> Data for processing
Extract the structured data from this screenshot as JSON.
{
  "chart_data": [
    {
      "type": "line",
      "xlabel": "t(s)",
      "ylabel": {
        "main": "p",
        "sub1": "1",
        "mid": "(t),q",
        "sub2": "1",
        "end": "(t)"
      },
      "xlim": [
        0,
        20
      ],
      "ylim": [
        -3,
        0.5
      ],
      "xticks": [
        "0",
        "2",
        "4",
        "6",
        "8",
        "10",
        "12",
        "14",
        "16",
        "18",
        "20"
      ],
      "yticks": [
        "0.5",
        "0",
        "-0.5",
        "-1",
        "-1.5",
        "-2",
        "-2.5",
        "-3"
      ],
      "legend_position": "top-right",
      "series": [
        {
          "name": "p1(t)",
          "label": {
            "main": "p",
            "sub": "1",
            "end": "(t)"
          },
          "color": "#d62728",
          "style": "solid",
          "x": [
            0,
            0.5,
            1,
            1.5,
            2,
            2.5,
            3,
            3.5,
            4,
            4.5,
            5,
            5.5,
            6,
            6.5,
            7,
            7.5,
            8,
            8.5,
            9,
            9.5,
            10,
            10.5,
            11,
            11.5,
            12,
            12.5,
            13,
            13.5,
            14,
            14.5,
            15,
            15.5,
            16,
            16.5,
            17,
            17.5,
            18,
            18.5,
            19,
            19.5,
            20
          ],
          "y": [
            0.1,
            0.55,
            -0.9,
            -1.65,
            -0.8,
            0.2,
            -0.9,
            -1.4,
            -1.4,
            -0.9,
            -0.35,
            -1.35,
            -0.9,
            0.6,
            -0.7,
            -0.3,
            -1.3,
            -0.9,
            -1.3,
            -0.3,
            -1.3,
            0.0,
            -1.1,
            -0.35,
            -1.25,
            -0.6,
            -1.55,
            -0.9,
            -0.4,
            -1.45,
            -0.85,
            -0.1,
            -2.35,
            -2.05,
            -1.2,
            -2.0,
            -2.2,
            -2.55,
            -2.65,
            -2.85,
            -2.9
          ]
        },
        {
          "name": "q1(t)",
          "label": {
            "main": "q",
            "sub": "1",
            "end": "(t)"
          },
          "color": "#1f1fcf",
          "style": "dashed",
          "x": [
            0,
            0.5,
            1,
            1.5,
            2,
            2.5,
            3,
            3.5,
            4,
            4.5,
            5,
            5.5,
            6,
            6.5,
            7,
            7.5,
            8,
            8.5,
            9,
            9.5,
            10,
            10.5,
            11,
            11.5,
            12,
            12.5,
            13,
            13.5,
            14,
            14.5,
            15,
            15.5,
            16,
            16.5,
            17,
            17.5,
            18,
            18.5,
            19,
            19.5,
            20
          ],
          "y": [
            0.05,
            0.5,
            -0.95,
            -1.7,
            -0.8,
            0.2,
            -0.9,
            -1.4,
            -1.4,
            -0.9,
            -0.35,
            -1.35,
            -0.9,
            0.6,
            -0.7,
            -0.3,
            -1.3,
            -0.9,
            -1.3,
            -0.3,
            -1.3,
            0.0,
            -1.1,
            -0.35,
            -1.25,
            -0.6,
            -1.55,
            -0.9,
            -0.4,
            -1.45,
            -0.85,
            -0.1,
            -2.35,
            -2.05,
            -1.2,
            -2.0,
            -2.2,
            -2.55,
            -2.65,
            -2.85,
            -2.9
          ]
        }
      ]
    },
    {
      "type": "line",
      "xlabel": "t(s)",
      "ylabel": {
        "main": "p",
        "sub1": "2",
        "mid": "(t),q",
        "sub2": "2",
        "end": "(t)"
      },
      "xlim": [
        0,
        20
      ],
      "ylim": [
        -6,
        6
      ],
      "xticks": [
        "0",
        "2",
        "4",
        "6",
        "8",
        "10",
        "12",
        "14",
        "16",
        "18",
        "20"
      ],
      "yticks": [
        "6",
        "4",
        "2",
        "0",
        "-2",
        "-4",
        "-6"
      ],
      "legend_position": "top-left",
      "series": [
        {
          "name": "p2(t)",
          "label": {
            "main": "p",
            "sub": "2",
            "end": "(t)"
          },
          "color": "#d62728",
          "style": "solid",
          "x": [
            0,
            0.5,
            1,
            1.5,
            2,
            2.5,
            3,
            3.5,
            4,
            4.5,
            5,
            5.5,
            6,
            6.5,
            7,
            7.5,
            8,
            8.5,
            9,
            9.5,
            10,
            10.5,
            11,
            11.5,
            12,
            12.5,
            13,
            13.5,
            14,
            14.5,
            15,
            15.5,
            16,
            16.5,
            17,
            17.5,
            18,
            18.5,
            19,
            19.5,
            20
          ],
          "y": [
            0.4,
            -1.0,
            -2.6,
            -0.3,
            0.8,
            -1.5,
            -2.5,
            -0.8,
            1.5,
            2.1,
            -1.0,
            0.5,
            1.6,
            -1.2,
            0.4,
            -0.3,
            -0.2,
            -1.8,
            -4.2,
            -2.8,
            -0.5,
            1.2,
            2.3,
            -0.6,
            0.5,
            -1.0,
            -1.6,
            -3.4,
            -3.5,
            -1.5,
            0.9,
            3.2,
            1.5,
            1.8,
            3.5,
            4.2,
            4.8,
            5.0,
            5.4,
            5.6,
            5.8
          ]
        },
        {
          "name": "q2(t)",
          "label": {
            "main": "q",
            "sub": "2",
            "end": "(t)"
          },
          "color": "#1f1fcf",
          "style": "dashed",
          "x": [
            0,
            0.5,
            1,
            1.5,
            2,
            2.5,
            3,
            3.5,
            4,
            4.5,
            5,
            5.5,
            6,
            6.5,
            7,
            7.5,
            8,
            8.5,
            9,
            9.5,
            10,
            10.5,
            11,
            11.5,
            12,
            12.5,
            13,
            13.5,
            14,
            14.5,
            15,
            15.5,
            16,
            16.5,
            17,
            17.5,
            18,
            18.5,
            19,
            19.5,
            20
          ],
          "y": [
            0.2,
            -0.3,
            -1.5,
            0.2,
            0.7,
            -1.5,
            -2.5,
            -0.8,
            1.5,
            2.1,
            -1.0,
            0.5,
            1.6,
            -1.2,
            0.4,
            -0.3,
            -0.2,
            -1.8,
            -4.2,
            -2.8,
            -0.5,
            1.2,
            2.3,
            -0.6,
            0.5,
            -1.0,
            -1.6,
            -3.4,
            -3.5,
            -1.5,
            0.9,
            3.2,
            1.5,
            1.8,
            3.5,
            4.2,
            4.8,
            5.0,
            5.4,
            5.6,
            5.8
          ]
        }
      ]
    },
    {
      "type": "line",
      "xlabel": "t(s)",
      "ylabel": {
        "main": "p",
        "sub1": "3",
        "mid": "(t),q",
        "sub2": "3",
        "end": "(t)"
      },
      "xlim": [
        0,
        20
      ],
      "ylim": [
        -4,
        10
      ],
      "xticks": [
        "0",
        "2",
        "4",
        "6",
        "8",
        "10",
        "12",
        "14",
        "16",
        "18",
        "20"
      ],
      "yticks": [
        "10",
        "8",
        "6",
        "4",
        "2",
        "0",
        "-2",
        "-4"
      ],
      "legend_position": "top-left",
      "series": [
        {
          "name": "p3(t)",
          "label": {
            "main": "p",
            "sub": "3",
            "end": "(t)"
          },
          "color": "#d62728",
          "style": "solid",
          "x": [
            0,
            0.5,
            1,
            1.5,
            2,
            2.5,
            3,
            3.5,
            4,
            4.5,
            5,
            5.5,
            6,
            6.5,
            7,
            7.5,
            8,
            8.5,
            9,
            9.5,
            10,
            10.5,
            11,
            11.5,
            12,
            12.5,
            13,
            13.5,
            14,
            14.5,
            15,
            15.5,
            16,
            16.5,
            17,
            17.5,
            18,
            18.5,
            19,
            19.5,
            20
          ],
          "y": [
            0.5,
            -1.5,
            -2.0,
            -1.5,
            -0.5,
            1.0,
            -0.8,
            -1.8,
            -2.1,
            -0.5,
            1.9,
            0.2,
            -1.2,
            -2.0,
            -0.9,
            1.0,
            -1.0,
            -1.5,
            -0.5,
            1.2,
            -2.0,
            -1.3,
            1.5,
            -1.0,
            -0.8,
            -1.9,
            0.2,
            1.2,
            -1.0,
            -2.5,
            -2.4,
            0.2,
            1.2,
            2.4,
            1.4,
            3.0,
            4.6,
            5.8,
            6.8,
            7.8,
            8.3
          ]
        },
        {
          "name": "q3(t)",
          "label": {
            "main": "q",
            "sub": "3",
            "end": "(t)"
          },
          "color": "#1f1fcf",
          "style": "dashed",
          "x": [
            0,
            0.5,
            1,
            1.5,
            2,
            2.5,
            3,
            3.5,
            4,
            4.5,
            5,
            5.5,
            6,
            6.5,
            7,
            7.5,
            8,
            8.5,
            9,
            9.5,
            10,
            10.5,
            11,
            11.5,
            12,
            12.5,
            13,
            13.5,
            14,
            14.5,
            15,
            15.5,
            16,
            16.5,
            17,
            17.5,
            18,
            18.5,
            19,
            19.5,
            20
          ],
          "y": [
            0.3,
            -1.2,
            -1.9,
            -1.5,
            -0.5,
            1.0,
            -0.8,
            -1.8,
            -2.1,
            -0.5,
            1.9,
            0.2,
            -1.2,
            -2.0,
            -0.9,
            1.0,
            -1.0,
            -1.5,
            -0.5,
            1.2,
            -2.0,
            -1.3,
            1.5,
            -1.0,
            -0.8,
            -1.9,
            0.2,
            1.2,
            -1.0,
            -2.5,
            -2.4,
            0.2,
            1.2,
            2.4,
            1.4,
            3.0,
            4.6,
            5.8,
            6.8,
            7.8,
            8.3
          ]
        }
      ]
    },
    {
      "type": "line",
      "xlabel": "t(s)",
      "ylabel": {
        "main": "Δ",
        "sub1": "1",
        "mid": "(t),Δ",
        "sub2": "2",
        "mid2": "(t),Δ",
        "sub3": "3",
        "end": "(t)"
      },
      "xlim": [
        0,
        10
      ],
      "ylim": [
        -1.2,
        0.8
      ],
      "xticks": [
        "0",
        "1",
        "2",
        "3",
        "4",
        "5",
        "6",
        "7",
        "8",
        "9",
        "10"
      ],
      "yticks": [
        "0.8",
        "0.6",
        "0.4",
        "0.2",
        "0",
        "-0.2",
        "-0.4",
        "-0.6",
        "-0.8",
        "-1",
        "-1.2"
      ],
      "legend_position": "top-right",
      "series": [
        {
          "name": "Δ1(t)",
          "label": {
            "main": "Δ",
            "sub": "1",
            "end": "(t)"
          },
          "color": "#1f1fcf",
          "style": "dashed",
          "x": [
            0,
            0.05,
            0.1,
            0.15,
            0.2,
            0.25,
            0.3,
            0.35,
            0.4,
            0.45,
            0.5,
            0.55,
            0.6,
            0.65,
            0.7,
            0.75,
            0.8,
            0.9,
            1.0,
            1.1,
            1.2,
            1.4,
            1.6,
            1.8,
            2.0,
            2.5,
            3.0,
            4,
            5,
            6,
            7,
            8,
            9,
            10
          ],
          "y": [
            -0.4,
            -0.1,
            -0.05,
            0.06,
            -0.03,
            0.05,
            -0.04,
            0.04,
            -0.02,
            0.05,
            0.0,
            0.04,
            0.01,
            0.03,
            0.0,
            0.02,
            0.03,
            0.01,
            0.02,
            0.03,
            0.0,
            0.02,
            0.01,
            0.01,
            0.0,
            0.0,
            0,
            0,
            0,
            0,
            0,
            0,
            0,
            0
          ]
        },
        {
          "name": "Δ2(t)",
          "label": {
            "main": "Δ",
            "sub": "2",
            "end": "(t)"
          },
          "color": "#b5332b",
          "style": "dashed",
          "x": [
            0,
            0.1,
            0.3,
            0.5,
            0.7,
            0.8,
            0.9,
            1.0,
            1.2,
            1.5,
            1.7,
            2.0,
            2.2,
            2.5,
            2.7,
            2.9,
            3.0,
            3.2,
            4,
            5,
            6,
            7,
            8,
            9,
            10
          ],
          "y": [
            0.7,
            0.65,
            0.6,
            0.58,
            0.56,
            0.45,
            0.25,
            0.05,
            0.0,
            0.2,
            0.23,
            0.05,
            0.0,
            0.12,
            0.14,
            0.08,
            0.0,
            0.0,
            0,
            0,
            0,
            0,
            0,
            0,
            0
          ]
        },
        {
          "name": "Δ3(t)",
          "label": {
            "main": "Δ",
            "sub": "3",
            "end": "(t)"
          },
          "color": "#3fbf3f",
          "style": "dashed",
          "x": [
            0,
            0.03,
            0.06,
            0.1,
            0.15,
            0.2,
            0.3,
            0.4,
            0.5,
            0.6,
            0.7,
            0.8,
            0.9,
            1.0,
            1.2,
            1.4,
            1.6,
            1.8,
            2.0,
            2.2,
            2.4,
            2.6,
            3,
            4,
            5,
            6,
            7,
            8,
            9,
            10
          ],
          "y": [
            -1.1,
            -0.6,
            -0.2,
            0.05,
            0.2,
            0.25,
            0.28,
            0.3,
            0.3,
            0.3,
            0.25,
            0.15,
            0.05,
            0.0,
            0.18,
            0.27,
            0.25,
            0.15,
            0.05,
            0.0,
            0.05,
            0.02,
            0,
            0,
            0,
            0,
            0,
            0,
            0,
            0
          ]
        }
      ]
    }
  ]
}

> Short task
Pick out each line above that includes "name" and show it.

> Result of the task
          "name": "p1(t)",
          "name": "q1(t)",
          "name": "p2(t)",
          "name": "q2(t)",
          "name": "p3(t)",
          "name": "q3(t)",
          "name": "Δ1(t)",
          "name": "Δ2(t)",
          "name": "Δ3(t)",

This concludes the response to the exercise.